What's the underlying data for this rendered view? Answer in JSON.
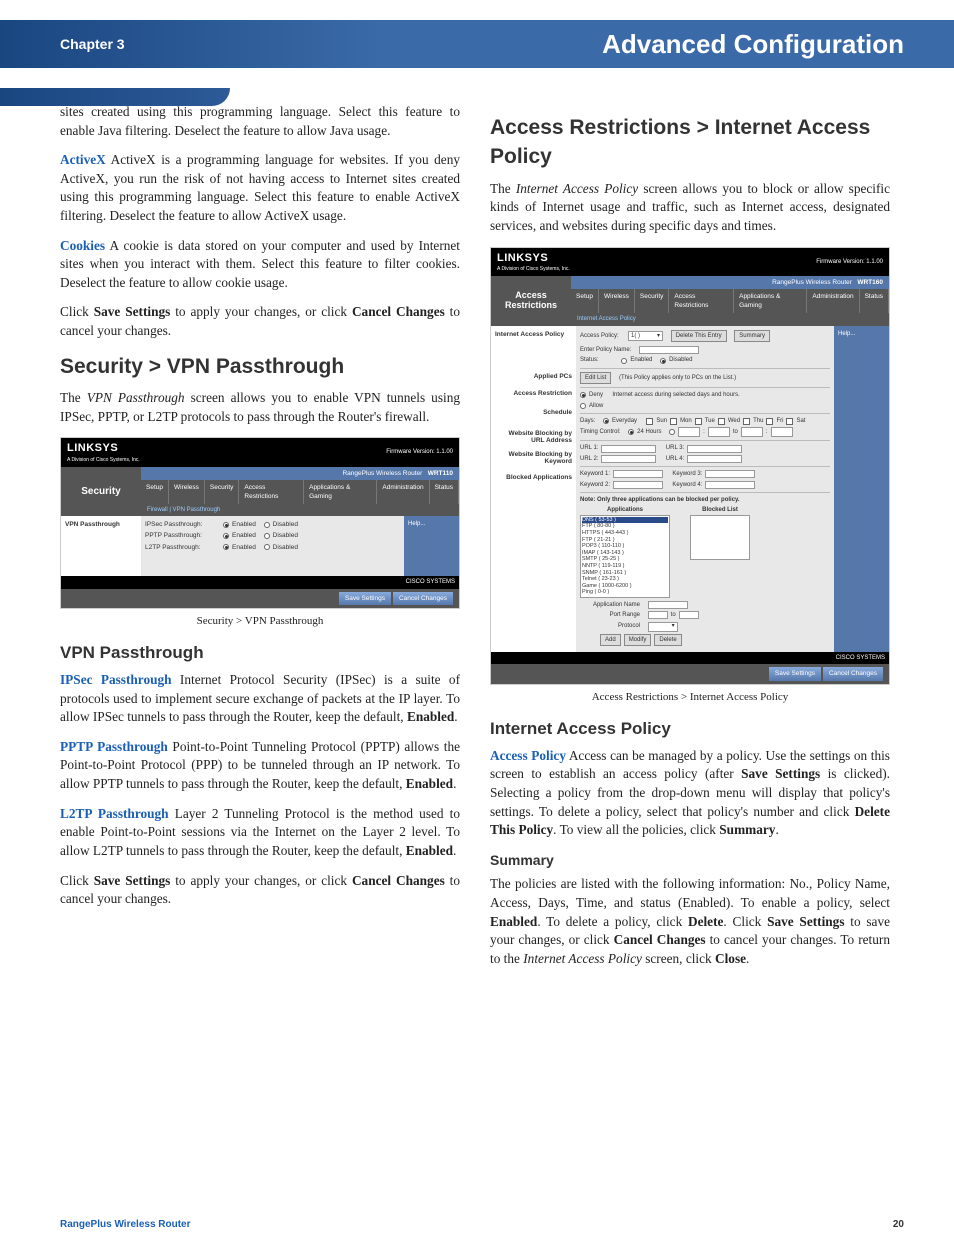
{
  "header": {
    "chapter": "Chapter 3",
    "title": "Advanced Configuration"
  },
  "left": {
    "p1": "sites created using this programming language. Select this feature to enable Java filtering. Deselect the feature to allow Java usage.",
    "activex_label": "ActiveX",
    "activex_body": "  ActiveX is a programming language for websites. If you deny ActiveX, you run the risk of not having access to Internet sites created using this programming language. Select this feature to enable ActiveX filtering. Deselect the feature to allow ActiveX usage.",
    "cookies_label": "Cookies",
    "cookies_body": "  A cookie is data stored on your computer and used by Internet sites when you interact with them. Select this feature to filter cookies. Deselect the feature to allow cookie usage.",
    "save1a": "Click ",
    "save1_bold1": "Save Settings",
    "save1b": " to apply your changes, or click ",
    "save1_bold2": "Cancel Changes",
    "save1c": " to cancel your changes.",
    "h1_vpn": "Security > VPN Passthrough",
    "vpn_intro_a": "The ",
    "vpn_intro_i": "VPN Passthrough",
    "vpn_intro_b": " screen allows you to enable VPN tunnels using IPSec, PPTP, or L2TP protocols to pass through the Router's firewall.",
    "fig1_caption": "Security > VPN Passthrough",
    "h2_vpn": "VPN Passthrough",
    "ipsec_label": "IPSec Passthrough",
    "ipsec_body_a": "  Internet Protocol Security (IPSec) is a suite of protocols used to implement secure exchange of packets at the IP layer. To allow IPSec tunnels to pass through the Router, keep the default, ",
    "ipsec_enabled": "Enabled",
    "period": ".",
    "pptp_label": "PPTP Passthrough",
    "pptp_body_a": "  Point-to-Point Tunneling Protocol (PPTP) allows the Point-to-Point Protocol (PPP) to be tunneled through an IP network. To allow PPTP tunnels to pass through the Router, keep the default, ",
    "pptp_enabled": "Enabled",
    "l2tp_label": "L2TP Passthrough",
    "l2tp_body_a": "  Layer 2 Tunneling Protocol is the method used to enable Point-to-Point sessions via the Internet on the Layer 2 level. To allow L2TP tunnels to pass through the Router, keep the default, ",
    "l2tp_enabled": "Enabled",
    "save2a": "Click ",
    "save2_bold1": "Save Settings",
    "save2b": " to apply your changes, or click ",
    "save2_bold2": "Cancel Changes",
    "save2c": " to cancel your changes."
  },
  "right": {
    "h1_access": "Access Restrictions > Internet Access Policy",
    "intro_a": "The ",
    "intro_i": "Internet Access Policy",
    "intro_b": " screen allows you to block or allow specific kinds of Internet usage and traffic, such as Internet access, designated services, and websites during specific days and times.",
    "fig2_caption": "Access Restrictions > Internet Access Policy",
    "h2_iap": "Internet Access Policy",
    "ap_label": "Access Policy",
    "ap_body_a": "  Access can be managed by a policy. Use the settings on this screen to establish an access policy (after ",
    "ap_save": "Save Settings",
    "ap_body_b": " is clicked). Selecting a policy from the drop-down menu will display that policy's settings. To delete a policy, select that policy's number and click ",
    "ap_delete": "Delete This Policy",
    "ap_body_c": ". To view all the policies, click ",
    "ap_summary": "Summary",
    "h3_summary": "Summary",
    "sum_a": "The policies are listed with the following information: No., Policy Name, Access, Days, Time, and status (Enabled). To enable a policy, select ",
    "sum_enabled": "Enabled",
    "sum_b": ". To delete a policy, click ",
    "sum_delete": "Delete",
    "sum_c": ". Click ",
    "sum_save": "Save Settings",
    "sum_d": " to save your changes, or click ",
    "sum_cancel": "Cancel Changes",
    "sum_e": " to cancel your changes. To return to the ",
    "sum_iap": "Internet Access Policy",
    "sum_f": " screen, click ",
    "sum_close": "Close"
  },
  "mock1": {
    "logo": "LINKSYS",
    "logo_sub": "A Division of Cisco Systems, Inc.",
    "fw": "Firmware Version: 1.1.00",
    "model_label": "RangePlus Wireless Router",
    "model": "WRT110",
    "section": "Security",
    "tabs": [
      "Setup",
      "Wireless",
      "Security",
      "Access Restrictions",
      "Applications & Gaming",
      "Administration",
      "Status"
    ],
    "subtab": "Firewall    |    VPN Passthrough",
    "side": "VPN Passthrough",
    "rows": [
      {
        "label": "IPSec Passthrough:",
        "en": "Enabled",
        "dis": "Disabled"
      },
      {
        "label": "PPTP Passthrough:",
        "en": "Enabled",
        "dis": "Disabled"
      },
      {
        "label": "L2TP Passthrough:",
        "en": "Enabled",
        "dis": "Disabled"
      }
    ],
    "help": "Help...",
    "save": "Save Settings",
    "cancel": "Cancel Changes",
    "cisco": "CISCO SYSTEMS"
  },
  "mock2": {
    "logo": "LINKSYS",
    "fw": "Firmware Version: 1.1.00",
    "model_label": "RangePlus Wireless Router",
    "model": "WRT160",
    "section": "Access Restrictions",
    "tabs": [
      "Setup",
      "Wireless",
      "Security",
      "Access Restrictions",
      "Applications & Gaming",
      "Administration",
      "Status"
    ],
    "subtab": "Internet Access Policy",
    "side1": "Internet Access Policy",
    "ap_label": "Access Policy:",
    "ap_value": "1( )",
    "btn_delete": "Delete This Entry",
    "btn_summary": "Summary",
    "policy_name": "Enter Policy Name:",
    "status": "Status:",
    "enabled": "Enabled",
    "disabled": "Disabled",
    "side2": "Applied PCs",
    "edit_list": "Edit List",
    "edit_note": "(This Policy applies only to PCs on the List.)",
    "side3": "Access Restriction",
    "deny": "Deny",
    "allow": "Allow",
    "deny_note": "Internet access during selected days and hours.",
    "side4": "Schedule",
    "days": "Days:",
    "everyday": "Everyday",
    "dlist": [
      "Sun",
      "Mon",
      "Tue",
      "Wed",
      "Thu",
      "Fri",
      "Sat"
    ],
    "timing": "Timing Control:",
    "t24": "24 Hours",
    "to": "to",
    "side5": "Website Blocking by URL Address",
    "url1": "URL 1:",
    "url2": "URL 2:",
    "url3": "URL 3:",
    "url4": "URL 4:",
    "side6": "Website Blocking by Keyword",
    "kw1": "Keyword 1:",
    "kw2": "Keyword 2:",
    "kw3": "Keyword 3:",
    "kw4": "Keyword 4:",
    "side7": "Blocked Applications",
    "note": "Note: Only three applications can be blocked per policy.",
    "apps_label": "Applications",
    "blocked_label": "Blocked List",
    "apps": [
      "DNS ( 53-53 )",
      "FTP ( 80-80 )",
      "HTTPS ( 443-443 )",
      "FTP ( 21-21 )",
      "POP3 ( 110-110 )",
      "IMAP ( 143-143 )",
      "SMTP ( 25-25 )",
      "NNTP ( 119-119 )",
      "SNMP ( 161-161 )",
      "Telnet ( 23-23 )",
      "Game ( 1000-6200 )",
      "Ping ( 0-0 )"
    ],
    "app_name": "Application Name",
    "port_range": "Port Range",
    "protocol": "Protocol",
    "help": "Help...",
    "save": "Save Settings",
    "cancel": "Cancel Changes"
  },
  "footer": {
    "product": "RangePlus Wireless Router",
    "page": "20"
  }
}
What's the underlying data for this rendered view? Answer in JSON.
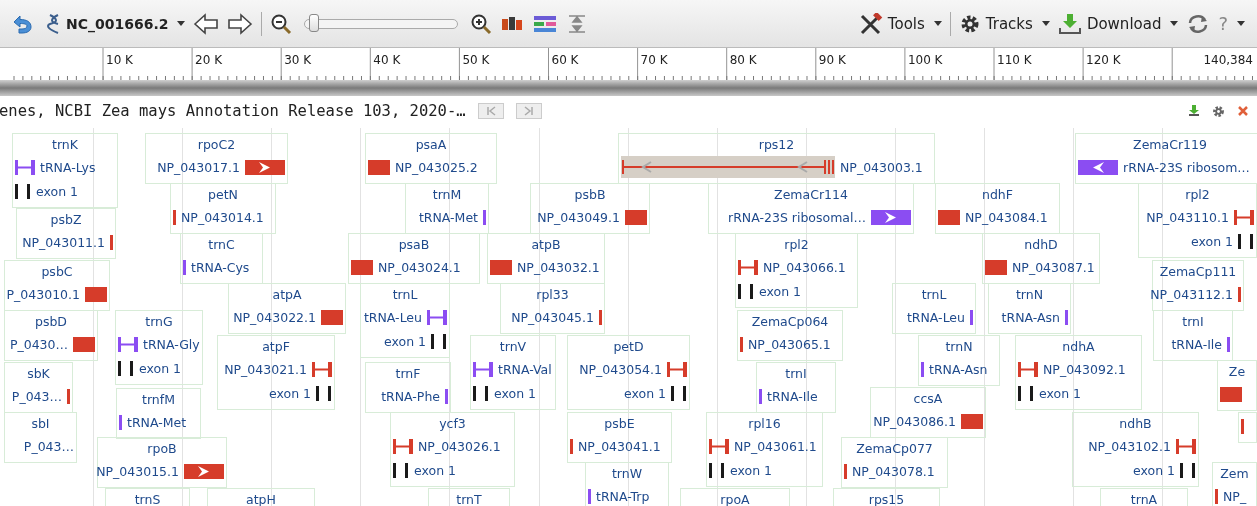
{
  "toolbar": {
    "sequence": "NC_001666.2",
    "zoom": {
      "level": 0.03
    },
    "menus": [
      {
        "label": "Tools"
      },
      {
        "label": "Tracks"
      },
      {
        "label": "Download"
      }
    ],
    "help": "?"
  },
  "ruler": {
    "ticks": [
      "10 K",
      "20 K",
      "30 K",
      "40 K",
      "50 K",
      "60 K",
      "70 K",
      "80 K",
      "90 K",
      "100 K",
      "110 K",
      "120 K"
    ],
    "end": "140,384"
  },
  "track": {
    "label": "enes, NCBI Zea mays Annotation Release 103, 2020-…",
    "features": [
      {
        "name": "trnK",
        "rows": [
          {
            "label": "tRNA-Lys",
            "kind": "split",
            "color": "#8b4df2"
          },
          {
            "label": "exon 1",
            "kind": "exons",
            "color": "#1a1a1a"
          }
        ]
      },
      {
        "name": "rpoC2",
        "rows": [
          {
            "label": "NP_043017.1",
            "kind": "arrow",
            "reverse": false,
            "color": "#d63c2a"
          }
        ]
      },
      {
        "name": "psaA",
        "rows": [
          {
            "label": "NP_043025.2",
            "kind": "block",
            "color": "#d63c2a"
          }
        ]
      },
      {
        "name": "rps12",
        "rows": [
          {
            "label": "NP_043003.1",
            "kind": "span",
            "color": "#d63c2a"
          }
        ]
      },
      {
        "name": "ZemaCr119",
        "rows": [
          {
            "label": "rRNA-23S ribosom…",
            "kind": "arrow",
            "reverse": true,
            "color": "#8b4df2"
          }
        ]
      },
      {
        "name": "psbZ",
        "rows": [
          {
            "label": "NP_043011.1",
            "kind": "thin",
            "color": "#d63c2a"
          }
        ]
      },
      {
        "name": "petN",
        "rows": [
          {
            "label": "NP_043014.1",
            "kind": "thin",
            "color": "#d63c2a"
          }
        ]
      },
      {
        "name": "trnM",
        "rows": [
          {
            "label": "tRNA-Met",
            "kind": "thin",
            "color": "#8b4df2"
          }
        ]
      },
      {
        "name": "psbB",
        "rows": [
          {
            "label": "NP_043049.1",
            "kind": "block",
            "color": "#d63c2a"
          }
        ]
      },
      {
        "name": "ZemaCr114",
        "rows": [
          {
            "label": "rRNA-23S ribosomal…",
            "kind": "arrow",
            "reverse": false,
            "color": "#8b4df2"
          }
        ]
      },
      {
        "name": "ndhF",
        "rows": [
          {
            "label": "NP_043084.1",
            "kind": "block",
            "color": "#d63c2a"
          }
        ]
      },
      {
        "name": "rpl2",
        "rows": [
          {
            "label": "NP_043110.1",
            "kind": "split",
            "color": "#d63c2a"
          },
          {
            "label": "exon 1",
            "kind": "exons",
            "color": "#1a1a1a"
          }
        ]
      },
      {
        "name": "trnC",
        "rows": [
          {
            "label": "tRNA-Cys",
            "kind": "thin",
            "color": "#8b4df2"
          }
        ]
      },
      {
        "name": "psaB",
        "rows": [
          {
            "label": "NP_043024.1",
            "kind": "block",
            "color": "#d63c2a"
          }
        ]
      },
      {
        "name": "atpB",
        "rows": [
          {
            "label": "NP_043032.1",
            "kind": "block",
            "color": "#d63c2a"
          }
        ]
      },
      {
        "name": "rpl2",
        "rows": [
          {
            "label": "NP_043066.1",
            "kind": "split",
            "color": "#d63c2a"
          },
          {
            "label": "exon 1",
            "kind": "exons",
            "color": "#1a1a1a"
          }
        ]
      },
      {
        "name": "ndhD",
        "rows": [
          {
            "label": "NP_043087.1",
            "kind": "block",
            "color": "#d63c2a"
          }
        ]
      },
      {
        "name": "psbC",
        "rows": [
          {
            "label": "P_043010.1",
            "kind": "block",
            "color": "#d63c2a"
          }
        ]
      },
      {
        "name": "ZemaCp111",
        "rows": [
          {
            "label": "NP_043112.1",
            "kind": "thin",
            "color": "#d63c2a"
          }
        ]
      },
      {
        "name": "atpA",
        "rows": [
          {
            "label": "NP_043022.1",
            "kind": "block",
            "color": "#d63c2a"
          }
        ]
      },
      {
        "name": "trnL",
        "rows": [
          {
            "label": "tRNA-Leu",
            "kind": "split",
            "color": "#8b4df2"
          },
          {
            "label": "exon 1",
            "kind": "exons",
            "color": "#1a1a1a"
          }
        ]
      },
      {
        "name": "rpl33",
        "rows": [
          {
            "label": "NP_043045.1",
            "kind": "thin",
            "color": "#d63c2a"
          }
        ]
      },
      {
        "name": "trnL",
        "rows": [
          {
            "label": "tRNA-Leu",
            "kind": "thin",
            "color": "#8b4df2"
          }
        ]
      },
      {
        "name": "trnN",
        "rows": [
          {
            "label": "tRNA-Asn",
            "kind": "thin",
            "color": "#8b4df2"
          }
        ]
      },
      {
        "name": "psbD",
        "rows": [
          {
            "label": "P_0430…",
            "kind": "block",
            "color": "#d63c2a"
          }
        ]
      },
      {
        "name": "trnG",
        "rows": [
          {
            "label": "tRNA-Gly",
            "kind": "split",
            "color": "#8b4df2"
          },
          {
            "label": "exon 1",
            "kind": "exons",
            "color": "#1a1a1a"
          }
        ]
      },
      {
        "name": "ZemaCp064",
        "rows": [
          {
            "label": "NP_043065.1",
            "kind": "thin",
            "color": "#d63c2a"
          }
        ]
      },
      {
        "name": "trnI",
        "rows": [
          {
            "label": "tRNA-Ile",
            "kind": "thin",
            "color": "#8b4df2"
          }
        ]
      },
      {
        "name": "sbK",
        "rows": [
          {
            "label": "P_043…",
            "kind": "thin",
            "color": "#d63c2a"
          }
        ]
      },
      {
        "name": "atpF",
        "rows": [
          {
            "label": "NP_043021.1",
            "kind": "split",
            "color": "#d63c2a"
          },
          {
            "label": "exon 1",
            "kind": "exons",
            "color": "#1a1a1a"
          }
        ]
      },
      {
        "name": "trnV",
        "rows": [
          {
            "label": "tRNA-Val",
            "kind": "split",
            "color": "#8b4df2"
          },
          {
            "label": "exon 1",
            "kind": "exons",
            "color": "#1a1a1a"
          }
        ]
      },
      {
        "name": "petD",
        "rows": [
          {
            "label": "NP_043054.1",
            "kind": "split",
            "color": "#d63c2a"
          },
          {
            "label": "exon 1",
            "kind": "exons",
            "color": "#1a1a1a"
          }
        ]
      },
      {
        "name": "trnN",
        "rows": [
          {
            "label": "tRNA-Asn",
            "kind": "thin",
            "color": "#8b4df2"
          }
        ]
      },
      {
        "name": "ndhA",
        "rows": [
          {
            "label": "NP_043092.1",
            "kind": "split",
            "color": "#d63c2a"
          },
          {
            "label": "exon 1",
            "kind": "exons",
            "color": "#1a1a1a"
          }
        ]
      },
      {
        "name": "Ze",
        "rows": [
          {
            "kind": "block",
            "color": "#d63c2a"
          }
        ]
      },
      {
        "name": "trnfM",
        "rows": [
          {
            "label": "tRNA-Met",
            "kind": "thin",
            "color": "#8b4df2"
          }
        ]
      },
      {
        "name": "trnF",
        "rows": [
          {
            "label": "tRNA-Phe",
            "kind": "thin",
            "color": "#8b4df2"
          }
        ]
      },
      {
        "name": "trnI",
        "rows": [
          {
            "label": "tRNA-Ile",
            "kind": "thin",
            "color": "#8b4df2"
          }
        ]
      },
      {
        "name": "ccsA",
        "rows": [
          {
            "label": "NP_043086.1",
            "kind": "block",
            "color": "#d63c2a"
          }
        ]
      },
      {
        "name": "sbI",
        "rows": [
          {
            "label": "P_043…",
            "kind": "none"
          }
        ]
      },
      {
        "name": "rpoB",
        "rows": [
          {
            "label": "NP_043015.1",
            "kind": "arrow",
            "reverse": false,
            "color": "#d63c2a"
          }
        ]
      },
      {
        "name": "ycf3",
        "rows": [
          {
            "label": "NP_043026.1",
            "kind": "split",
            "color": "#d63c2a"
          },
          {
            "label": "exon 1",
            "kind": "exons",
            "color": "#1a1a1a"
          }
        ]
      },
      {
        "name": "psbE",
        "rows": [
          {
            "label": "NP_043041.1",
            "kind": "thin",
            "color": "#d63c2a"
          }
        ]
      },
      {
        "name": "rpl16",
        "rows": [
          {
            "label": "NP_043061.1",
            "kind": "split",
            "color": "#d63c2a"
          },
          {
            "label": "exon 1",
            "kind": "exons",
            "color": "#1a1a1a"
          }
        ]
      },
      {
        "name": "ZemaCp077",
        "rows": [
          {
            "label": "NP_043078.1",
            "kind": "thin",
            "color": "#d63c2a"
          }
        ]
      },
      {
        "name": "ndhB",
        "rows": [
          {
            "label": "NP_043102.1",
            "kind": "split",
            "color": "#d63c2a"
          },
          {
            "label": "exon 1",
            "kind": "exons",
            "color": "#1a1a1a"
          }
        ]
      },
      {
        "rows": [
          {
            "kind": "thin",
            "color": "#d63c2a"
          }
        ]
      },
      {
        "name": "trnS"
      },
      {
        "name": "atpH"
      },
      {
        "name": "trnT"
      },
      {
        "name": "trnW",
        "rows": [
          {
            "label": "tRNA-Trp",
            "kind": "thin",
            "color": "#8b4df2"
          }
        ]
      },
      {
        "name": "rpoA"
      },
      {
        "name": "rps15"
      },
      {
        "name": "trnA"
      },
      {
        "name": "Zem",
        "rows": [
          {
            "label": "NP_",
            "kind": "thin",
            "color": "#d63c2a"
          }
        ]
      }
    ]
  }
}
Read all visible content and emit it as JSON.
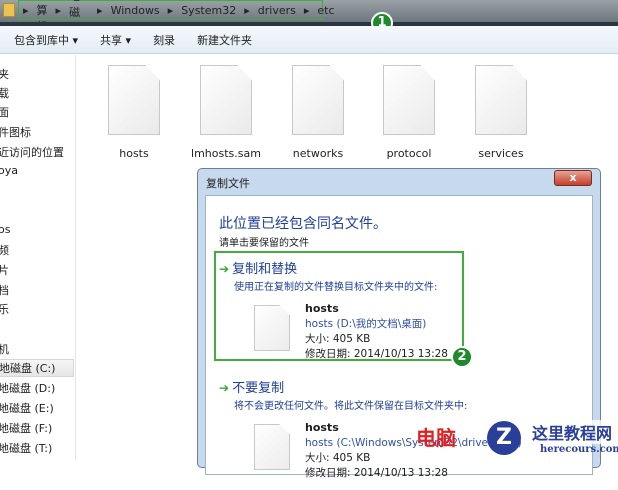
{
  "address": {
    "crumbs": [
      "计算机",
      "本地磁盘 (C:)",
      "Windows",
      "System32",
      "drivers",
      "etc"
    ]
  },
  "badges": [
    "1",
    "2"
  ],
  "toolbar": {
    "items": [
      "包含到库中 ▾",
      "共享 ▾",
      "刻录",
      "新建文件夹"
    ]
  },
  "sidebar": {
    "items": [
      "夹",
      "载",
      "面",
      "件图标",
      "近访问的位置",
      "oya",
      "os",
      "频",
      "片",
      "档",
      "乐",
      "机",
      "地磁盘 (C:)",
      "地磁盘 (D:)",
      "地磁盘 (E:)",
      "地磁盘 (F:)",
      "地磁盘 (T:)"
    ]
  },
  "files": [
    "hosts",
    "lmhosts.sam",
    "networks",
    "protocol",
    "services"
  ],
  "dialog": {
    "title": "复制文件",
    "close": "x",
    "heading": "此位置已经包含同名文件。",
    "subheading": "请单击要保留的文件",
    "options": [
      {
        "title": "复制和替换",
        "desc": "使用正在复制的文件替换目标文件夹中的文件:",
        "name": "hosts",
        "path": "hosts (D:\\我的文档\\桌面)",
        "size": "大小: 405 KB",
        "date": "修改日期: 2014/10/13 13:28"
      },
      {
        "title": "不要复制",
        "desc": "将不会更改任何文件。将此文件保留在目标文件夹中:",
        "name": "hosts",
        "path": "hosts (C:\\Windows\\System32\\drivers\\etc)",
        "size": "大小: 405 KB",
        "date": "修改日期: 2014/10/13 13:28"
      }
    ]
  },
  "watermark": {
    "text1": "电脑",
    "text2": "这里教程网",
    "text3": "herecours.com"
  }
}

Objective
Look through the lines above and collect those with the word "screen".

Written response
    "vpn_intro_b": " screen allows you to enable VPN tunnels using IPSec, PPTP, or L2TP protocols to pass through the Router's firewall.",
    "intro_b": " screen allows you to block or allow specific kinds of Internet usage and traffic, such as Internet access, designated services, and websites during specific days and times.",
    "ap_body_a": "  Access can be managed by a policy. Use the settings on this screen to establish an access policy (after ",
    "sum_f": " screen, click ",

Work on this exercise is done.